Supplied material

────

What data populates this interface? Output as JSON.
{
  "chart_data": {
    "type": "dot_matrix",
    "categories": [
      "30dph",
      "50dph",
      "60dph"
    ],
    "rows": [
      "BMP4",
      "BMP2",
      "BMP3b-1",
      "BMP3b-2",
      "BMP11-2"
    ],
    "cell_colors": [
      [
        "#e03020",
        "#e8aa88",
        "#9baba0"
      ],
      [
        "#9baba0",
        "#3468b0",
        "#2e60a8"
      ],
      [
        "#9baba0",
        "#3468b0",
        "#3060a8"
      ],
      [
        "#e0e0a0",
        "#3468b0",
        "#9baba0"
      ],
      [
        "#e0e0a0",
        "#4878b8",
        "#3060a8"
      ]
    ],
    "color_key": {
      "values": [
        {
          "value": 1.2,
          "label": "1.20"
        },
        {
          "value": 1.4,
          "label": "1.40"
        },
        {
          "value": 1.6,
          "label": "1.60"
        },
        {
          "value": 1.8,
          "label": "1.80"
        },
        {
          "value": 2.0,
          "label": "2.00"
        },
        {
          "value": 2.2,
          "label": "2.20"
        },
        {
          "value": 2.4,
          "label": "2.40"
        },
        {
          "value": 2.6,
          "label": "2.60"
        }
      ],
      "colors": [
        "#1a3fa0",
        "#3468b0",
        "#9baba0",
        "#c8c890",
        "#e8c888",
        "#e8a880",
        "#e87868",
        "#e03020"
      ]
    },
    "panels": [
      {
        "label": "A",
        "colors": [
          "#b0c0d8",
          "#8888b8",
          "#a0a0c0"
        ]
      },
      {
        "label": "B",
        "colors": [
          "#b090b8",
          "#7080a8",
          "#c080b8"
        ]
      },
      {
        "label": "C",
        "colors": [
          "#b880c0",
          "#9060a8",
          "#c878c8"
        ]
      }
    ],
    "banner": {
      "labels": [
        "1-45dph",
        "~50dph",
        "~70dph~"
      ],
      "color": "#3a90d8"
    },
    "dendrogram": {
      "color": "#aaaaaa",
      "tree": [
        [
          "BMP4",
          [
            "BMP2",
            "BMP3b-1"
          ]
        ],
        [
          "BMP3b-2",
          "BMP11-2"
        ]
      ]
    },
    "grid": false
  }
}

────

Problem statement
Return all of the data exactly as it reads.

Answer in full
What data populates this interface? Output as JSON.
{
  "chart_data": {
    "type": "dot_matrix",
    "categories": [
      "30dph",
      "50dph",
      "60dph"
    ],
    "rows": [
      "BMP4",
      "BMP2",
      "BMP3b-1",
      "BMP3b-2",
      "BMP11-2"
    ],
    "cell_colors": [
      [
        "#e03020",
        "#e8aa88",
        "#9baba0"
      ],
      [
        "#9baba0",
        "#3468b0",
        "#2e60a8"
      ],
      [
        "#9baba0",
        "#3468b0",
        "#3060a8"
      ],
      [
        "#e0e0a0",
        "#3468b0",
        "#9baba0"
      ],
      [
        "#e0e0a0",
        "#4878b8",
        "#3060a8"
      ]
    ],
    "color_key": {
      "values": [
        {
          "value": 1.2,
          "label": "1.20"
        },
        {
          "value": 1.4,
          "label": "1.40"
        },
        {
          "value": 1.6,
          "label": "1.60"
        },
        {
          "value": 1.8,
          "label": "1.80"
        },
        {
          "value": 2.0,
          "label": "2.00"
        },
        {
          "value": 2.2,
          "label": "2.20"
        },
        {
          "value": 2.4,
          "label": "2.40"
        },
        {
          "value": 2.6,
          "label": "2.60"
        }
      ],
      "colors": [
        "#1a3fa0",
        "#3468b0",
        "#9baba0",
        "#c8c890",
        "#e8c888",
        "#e8a880",
        "#e87868",
        "#e03020"
      ]
    },
    "panels": [
      {
        "label": "A",
        "colors": [
          "#b0c0d8",
          "#8888b8",
          "#a0a0c0"
        ]
      },
      {
        "label": "B",
        "colors": [
          "#b090b8",
          "#7080a8",
          "#c080b8"
        ]
      },
      {
        "label": "C",
        "colors": [
          "#b880c0",
          "#9060a8",
          "#c878c8"
        ]
      }
    ],
    "banner": {
      "labels": [
        "1-45dph",
        "~50dph",
        "~70dph~"
      ],
      "color": "#3a90d8"
    },
    "dendrogram": {
      "color": "#aaaaaa",
      "tree": [
        [
          "BMP4",
          [
            "BMP2",
            "BMP3b-1"
          ]
        ],
        [
          "BMP3b-2",
          "BMP11-2"
        ]
      ]
    },
    "grid": false
  }
}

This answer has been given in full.